Statistical analysis

Statistical analysis was carried out using StataCorp 2019 STATA Statistical Software: release 16 (College Station,TX: StataCorp LLC). Dichotomous data and counts were presented in frequencies, whereas continuous data were presented as mean values ± standard deviations (SD) and/or median with 25–75 Interquartile Range (IQR) and minimum–maximum range. Differences between means were compared using the independent sample Student’s T-test or the Mann–Whitney U test when indicated. Fisher’s exact test or χ2 test, with or without Yates correction, were used to compare differences in frequencies. After an initial entire cohort summary description, the patients managed with gastric resection and those with lavage and drainage were excluded and a deeper statistical analysis was performed only on the patients who underwent the simple suture repair. Firstly, the accuracy of the morbidity and mortality prediction of MPI, Boey score, PULP score, and Jabalpur score was evaluated by receiver-operating characteristic (ROC) curve analysis, and the corresponding area under the curve (AUC) values was compared. Univariate analysis was performed in order to assess the Odds Ratio of any factor for suture leak and conversion to open. Odds Ratio was calculated by means of a 2 × 2 Contingency table for binary variables while by means of logistic regression for those continuous. All variables with a p value < 0.10 at univariate analysis were entered into a backward stepwise logistic regression model. If needed, receiver-operating characteristic (ROC) curve analysis was performed to calculate the cut-off value corresponding to the maximum Youden’s index of continuous variables in order to clarify the potential clinical relevance of such Odds Ratio values.

GOAL OF THE EXERCISE: In the statistical analysis section, what p value threshold at univariate analysis decided which variables entered the backward stepwise logistic regression model? The material after this comes from a different source and is unrelated to the statistical analysis section.

INFORMATION SUPPLIED:
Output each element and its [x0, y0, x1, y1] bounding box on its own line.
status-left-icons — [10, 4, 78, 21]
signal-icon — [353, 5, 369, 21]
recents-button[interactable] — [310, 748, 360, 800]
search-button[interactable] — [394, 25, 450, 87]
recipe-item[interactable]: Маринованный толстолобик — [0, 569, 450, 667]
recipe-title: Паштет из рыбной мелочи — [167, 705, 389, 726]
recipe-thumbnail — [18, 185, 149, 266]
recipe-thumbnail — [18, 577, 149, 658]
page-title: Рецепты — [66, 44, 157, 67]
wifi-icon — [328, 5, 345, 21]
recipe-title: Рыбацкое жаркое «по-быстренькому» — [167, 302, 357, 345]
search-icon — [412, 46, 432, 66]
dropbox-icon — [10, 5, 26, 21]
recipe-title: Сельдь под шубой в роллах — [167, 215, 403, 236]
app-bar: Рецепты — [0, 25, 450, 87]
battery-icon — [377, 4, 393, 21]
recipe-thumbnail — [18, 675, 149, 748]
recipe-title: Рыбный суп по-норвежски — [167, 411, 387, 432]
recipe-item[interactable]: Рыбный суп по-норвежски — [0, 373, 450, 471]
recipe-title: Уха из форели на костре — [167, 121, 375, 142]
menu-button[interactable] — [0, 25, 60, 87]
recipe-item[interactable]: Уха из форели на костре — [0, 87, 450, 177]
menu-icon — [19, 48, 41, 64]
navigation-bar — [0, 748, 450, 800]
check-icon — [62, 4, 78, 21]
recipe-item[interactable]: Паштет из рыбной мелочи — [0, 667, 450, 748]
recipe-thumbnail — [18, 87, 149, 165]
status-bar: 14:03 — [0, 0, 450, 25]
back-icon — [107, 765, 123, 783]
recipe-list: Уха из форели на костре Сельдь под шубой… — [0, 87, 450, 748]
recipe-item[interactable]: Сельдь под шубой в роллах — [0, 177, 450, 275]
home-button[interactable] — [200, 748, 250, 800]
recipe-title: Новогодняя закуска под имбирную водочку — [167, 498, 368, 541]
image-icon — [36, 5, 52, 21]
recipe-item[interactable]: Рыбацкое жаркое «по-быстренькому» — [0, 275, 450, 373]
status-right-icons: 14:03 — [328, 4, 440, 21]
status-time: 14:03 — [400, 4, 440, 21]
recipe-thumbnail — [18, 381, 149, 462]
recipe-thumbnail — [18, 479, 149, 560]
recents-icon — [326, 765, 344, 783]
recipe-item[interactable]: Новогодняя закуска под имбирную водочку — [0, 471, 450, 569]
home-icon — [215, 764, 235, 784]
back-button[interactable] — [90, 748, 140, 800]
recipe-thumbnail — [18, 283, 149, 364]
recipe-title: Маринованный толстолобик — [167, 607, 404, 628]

RESULT OF THIS TASK: A p value below 0.10.